START
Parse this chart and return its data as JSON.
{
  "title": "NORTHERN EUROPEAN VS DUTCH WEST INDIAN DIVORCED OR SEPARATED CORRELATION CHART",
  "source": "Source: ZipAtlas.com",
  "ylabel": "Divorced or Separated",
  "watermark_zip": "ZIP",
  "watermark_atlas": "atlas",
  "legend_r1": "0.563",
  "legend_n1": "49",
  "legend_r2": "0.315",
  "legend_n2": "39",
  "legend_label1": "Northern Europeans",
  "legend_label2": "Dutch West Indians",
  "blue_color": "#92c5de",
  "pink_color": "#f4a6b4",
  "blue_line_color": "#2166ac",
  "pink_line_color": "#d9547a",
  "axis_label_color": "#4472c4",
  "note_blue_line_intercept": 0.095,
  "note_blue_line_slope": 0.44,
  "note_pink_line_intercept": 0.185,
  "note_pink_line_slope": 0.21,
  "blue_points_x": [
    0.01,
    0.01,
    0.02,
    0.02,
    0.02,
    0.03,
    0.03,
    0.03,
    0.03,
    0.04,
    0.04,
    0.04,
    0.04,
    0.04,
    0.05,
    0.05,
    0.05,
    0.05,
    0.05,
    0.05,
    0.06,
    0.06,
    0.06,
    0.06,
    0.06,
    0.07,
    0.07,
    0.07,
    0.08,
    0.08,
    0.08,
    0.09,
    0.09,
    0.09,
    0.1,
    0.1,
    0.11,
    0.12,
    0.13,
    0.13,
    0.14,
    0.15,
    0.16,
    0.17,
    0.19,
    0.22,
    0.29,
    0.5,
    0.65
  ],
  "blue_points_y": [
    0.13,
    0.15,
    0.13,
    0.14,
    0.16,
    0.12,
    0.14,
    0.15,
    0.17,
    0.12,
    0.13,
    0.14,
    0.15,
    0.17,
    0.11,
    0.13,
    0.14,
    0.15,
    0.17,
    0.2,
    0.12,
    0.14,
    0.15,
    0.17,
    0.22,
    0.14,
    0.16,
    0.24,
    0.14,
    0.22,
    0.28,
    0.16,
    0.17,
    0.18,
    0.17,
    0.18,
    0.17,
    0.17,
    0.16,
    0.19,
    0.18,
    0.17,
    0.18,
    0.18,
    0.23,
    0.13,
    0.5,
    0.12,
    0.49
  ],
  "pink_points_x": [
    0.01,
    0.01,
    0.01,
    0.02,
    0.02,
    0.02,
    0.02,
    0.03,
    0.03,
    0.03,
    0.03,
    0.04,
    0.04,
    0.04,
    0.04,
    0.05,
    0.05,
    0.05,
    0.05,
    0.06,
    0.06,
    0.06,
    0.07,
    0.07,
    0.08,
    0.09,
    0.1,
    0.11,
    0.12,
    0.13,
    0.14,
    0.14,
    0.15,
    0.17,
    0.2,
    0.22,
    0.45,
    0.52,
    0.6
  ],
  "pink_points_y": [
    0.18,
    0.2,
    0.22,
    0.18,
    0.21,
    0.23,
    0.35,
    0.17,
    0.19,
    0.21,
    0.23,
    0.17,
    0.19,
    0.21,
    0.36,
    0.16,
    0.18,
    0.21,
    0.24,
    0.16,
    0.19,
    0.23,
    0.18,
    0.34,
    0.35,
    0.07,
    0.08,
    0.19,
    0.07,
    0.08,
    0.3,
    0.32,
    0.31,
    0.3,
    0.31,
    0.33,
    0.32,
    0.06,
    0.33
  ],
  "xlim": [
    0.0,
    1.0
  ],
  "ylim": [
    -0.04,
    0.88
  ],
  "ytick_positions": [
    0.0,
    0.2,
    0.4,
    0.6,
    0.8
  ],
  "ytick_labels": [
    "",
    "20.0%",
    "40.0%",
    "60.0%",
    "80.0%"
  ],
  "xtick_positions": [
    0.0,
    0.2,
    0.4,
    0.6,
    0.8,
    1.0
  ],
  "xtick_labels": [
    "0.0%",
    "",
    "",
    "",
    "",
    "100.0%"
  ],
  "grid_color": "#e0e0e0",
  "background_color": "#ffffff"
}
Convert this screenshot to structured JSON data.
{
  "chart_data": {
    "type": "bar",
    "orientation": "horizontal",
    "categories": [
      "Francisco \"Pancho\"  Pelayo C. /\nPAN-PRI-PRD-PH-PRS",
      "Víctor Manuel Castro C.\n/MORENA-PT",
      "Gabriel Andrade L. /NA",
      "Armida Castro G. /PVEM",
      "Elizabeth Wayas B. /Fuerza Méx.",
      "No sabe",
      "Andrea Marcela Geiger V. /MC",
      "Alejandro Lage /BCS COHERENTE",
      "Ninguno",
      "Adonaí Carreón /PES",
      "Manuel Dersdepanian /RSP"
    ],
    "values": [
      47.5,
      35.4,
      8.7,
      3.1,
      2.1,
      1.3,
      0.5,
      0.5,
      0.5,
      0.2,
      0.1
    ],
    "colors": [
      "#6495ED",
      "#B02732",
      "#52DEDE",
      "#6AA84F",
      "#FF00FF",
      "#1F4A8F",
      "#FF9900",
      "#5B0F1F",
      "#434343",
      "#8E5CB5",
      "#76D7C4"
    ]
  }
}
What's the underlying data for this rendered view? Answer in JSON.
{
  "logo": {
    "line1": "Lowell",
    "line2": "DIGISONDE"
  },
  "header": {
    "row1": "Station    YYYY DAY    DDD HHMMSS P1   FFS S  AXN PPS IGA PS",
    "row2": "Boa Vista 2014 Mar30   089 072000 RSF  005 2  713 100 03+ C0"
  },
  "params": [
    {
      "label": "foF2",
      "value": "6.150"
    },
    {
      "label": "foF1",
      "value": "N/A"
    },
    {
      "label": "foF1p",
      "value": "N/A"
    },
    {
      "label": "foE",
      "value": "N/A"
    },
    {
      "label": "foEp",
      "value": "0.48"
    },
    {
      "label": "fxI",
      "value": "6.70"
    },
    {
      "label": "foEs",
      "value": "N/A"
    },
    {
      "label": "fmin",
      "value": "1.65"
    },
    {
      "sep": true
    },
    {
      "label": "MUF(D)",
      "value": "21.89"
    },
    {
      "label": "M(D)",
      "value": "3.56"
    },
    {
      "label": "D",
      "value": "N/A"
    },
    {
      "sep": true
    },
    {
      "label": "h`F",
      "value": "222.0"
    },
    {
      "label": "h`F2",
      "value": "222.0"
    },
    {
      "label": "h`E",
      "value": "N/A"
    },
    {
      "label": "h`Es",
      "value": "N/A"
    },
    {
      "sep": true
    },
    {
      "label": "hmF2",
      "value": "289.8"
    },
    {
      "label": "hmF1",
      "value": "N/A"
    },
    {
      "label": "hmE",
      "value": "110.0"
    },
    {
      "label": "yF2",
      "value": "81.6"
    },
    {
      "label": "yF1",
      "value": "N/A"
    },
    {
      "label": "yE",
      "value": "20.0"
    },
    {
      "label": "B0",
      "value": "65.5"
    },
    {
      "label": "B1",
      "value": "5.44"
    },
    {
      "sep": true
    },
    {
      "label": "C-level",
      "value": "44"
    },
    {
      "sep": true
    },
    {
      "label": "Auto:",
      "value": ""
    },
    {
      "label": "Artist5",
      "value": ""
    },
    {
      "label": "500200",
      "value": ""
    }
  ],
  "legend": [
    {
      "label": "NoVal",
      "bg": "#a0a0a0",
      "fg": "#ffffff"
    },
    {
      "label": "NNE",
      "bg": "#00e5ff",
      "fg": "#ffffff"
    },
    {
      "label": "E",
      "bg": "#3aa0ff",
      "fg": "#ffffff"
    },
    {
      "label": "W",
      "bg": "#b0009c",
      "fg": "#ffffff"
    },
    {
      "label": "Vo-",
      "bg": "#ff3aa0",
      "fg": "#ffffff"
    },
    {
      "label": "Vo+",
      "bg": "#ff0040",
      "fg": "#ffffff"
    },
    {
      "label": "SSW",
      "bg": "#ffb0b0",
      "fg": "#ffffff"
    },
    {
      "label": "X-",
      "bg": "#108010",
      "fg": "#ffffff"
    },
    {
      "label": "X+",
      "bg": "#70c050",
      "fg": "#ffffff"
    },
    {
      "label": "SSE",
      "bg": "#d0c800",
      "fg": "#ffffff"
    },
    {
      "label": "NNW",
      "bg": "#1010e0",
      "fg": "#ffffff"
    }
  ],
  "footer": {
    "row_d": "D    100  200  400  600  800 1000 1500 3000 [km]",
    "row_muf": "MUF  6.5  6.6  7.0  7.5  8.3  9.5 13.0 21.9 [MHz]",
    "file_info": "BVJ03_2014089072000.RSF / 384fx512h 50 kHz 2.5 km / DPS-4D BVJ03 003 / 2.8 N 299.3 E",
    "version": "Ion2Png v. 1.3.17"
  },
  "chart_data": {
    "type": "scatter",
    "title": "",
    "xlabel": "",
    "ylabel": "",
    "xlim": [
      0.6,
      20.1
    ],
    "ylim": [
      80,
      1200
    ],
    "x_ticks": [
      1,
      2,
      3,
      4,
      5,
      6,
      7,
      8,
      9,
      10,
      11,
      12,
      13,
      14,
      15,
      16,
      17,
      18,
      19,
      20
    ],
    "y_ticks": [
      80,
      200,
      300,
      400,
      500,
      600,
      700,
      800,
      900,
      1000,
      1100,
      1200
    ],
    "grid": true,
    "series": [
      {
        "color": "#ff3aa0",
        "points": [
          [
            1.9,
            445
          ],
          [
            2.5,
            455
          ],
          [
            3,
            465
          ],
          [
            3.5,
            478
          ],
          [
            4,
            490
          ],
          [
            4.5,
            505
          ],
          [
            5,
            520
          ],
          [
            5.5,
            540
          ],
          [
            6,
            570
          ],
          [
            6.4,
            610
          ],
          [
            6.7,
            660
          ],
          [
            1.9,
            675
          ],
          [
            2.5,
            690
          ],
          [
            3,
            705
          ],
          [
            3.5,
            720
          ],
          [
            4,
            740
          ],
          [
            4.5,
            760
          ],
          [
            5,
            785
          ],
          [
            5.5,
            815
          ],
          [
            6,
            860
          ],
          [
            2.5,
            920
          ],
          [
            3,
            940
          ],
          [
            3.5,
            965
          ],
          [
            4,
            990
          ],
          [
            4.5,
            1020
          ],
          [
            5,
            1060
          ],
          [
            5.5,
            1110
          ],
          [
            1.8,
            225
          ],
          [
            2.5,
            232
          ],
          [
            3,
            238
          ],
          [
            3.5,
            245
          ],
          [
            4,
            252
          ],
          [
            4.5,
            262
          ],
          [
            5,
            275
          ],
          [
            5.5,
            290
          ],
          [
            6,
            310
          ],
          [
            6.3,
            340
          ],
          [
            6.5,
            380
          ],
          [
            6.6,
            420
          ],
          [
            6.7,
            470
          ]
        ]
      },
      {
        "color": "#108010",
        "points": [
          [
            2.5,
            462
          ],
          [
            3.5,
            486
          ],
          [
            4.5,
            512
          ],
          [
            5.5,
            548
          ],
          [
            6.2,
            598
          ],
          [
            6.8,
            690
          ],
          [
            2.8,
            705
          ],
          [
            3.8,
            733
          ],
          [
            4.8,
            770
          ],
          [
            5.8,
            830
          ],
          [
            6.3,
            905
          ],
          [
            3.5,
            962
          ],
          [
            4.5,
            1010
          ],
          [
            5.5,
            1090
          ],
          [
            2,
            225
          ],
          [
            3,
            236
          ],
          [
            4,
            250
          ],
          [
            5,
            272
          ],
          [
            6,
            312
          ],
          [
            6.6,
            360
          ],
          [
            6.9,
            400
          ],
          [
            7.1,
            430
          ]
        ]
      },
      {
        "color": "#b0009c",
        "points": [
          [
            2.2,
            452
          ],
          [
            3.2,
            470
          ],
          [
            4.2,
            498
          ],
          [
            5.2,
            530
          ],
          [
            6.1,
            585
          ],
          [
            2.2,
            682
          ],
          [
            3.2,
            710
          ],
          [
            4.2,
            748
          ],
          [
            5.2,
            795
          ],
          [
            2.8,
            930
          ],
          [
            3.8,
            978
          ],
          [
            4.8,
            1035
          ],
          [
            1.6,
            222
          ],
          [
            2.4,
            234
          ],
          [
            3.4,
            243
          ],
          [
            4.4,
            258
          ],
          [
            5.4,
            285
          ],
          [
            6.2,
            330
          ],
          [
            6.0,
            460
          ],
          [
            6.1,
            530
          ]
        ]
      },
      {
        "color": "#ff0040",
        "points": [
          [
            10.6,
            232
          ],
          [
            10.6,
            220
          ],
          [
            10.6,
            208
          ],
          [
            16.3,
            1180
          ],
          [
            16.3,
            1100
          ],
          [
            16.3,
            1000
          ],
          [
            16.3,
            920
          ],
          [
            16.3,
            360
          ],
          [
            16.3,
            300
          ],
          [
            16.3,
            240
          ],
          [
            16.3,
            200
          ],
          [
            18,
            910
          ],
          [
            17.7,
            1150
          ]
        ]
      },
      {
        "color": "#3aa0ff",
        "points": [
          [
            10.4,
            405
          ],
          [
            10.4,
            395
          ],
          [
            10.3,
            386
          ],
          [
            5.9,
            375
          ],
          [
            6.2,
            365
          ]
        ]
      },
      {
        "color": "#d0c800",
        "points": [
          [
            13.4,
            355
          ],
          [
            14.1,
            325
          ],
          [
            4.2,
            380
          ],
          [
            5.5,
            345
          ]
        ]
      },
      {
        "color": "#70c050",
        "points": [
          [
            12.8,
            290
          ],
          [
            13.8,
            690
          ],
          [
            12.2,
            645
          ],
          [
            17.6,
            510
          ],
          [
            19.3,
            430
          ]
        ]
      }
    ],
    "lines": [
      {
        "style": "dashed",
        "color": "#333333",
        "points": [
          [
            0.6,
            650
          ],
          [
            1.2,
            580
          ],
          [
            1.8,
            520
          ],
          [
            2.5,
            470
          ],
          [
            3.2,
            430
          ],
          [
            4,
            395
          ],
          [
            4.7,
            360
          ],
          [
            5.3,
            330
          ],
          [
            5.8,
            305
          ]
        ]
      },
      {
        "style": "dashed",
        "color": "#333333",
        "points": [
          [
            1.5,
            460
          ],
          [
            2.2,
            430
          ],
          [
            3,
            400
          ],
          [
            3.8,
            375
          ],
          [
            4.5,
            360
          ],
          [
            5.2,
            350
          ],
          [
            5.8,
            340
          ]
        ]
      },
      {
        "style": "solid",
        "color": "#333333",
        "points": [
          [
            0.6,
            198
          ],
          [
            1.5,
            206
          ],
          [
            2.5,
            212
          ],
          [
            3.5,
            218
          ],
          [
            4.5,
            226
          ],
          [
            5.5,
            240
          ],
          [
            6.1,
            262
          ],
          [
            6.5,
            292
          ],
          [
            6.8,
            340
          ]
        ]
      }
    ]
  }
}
END
# INSTRUCTION
Extract each line from the listing that holds the word "JSON".

# RESPONSE FOR THIS EXERCISE
Parse this chart and return its data as JSON.
Convert this screenshot to structured JSON data.
What's the underlying data for this rendered view? Answer in JSON.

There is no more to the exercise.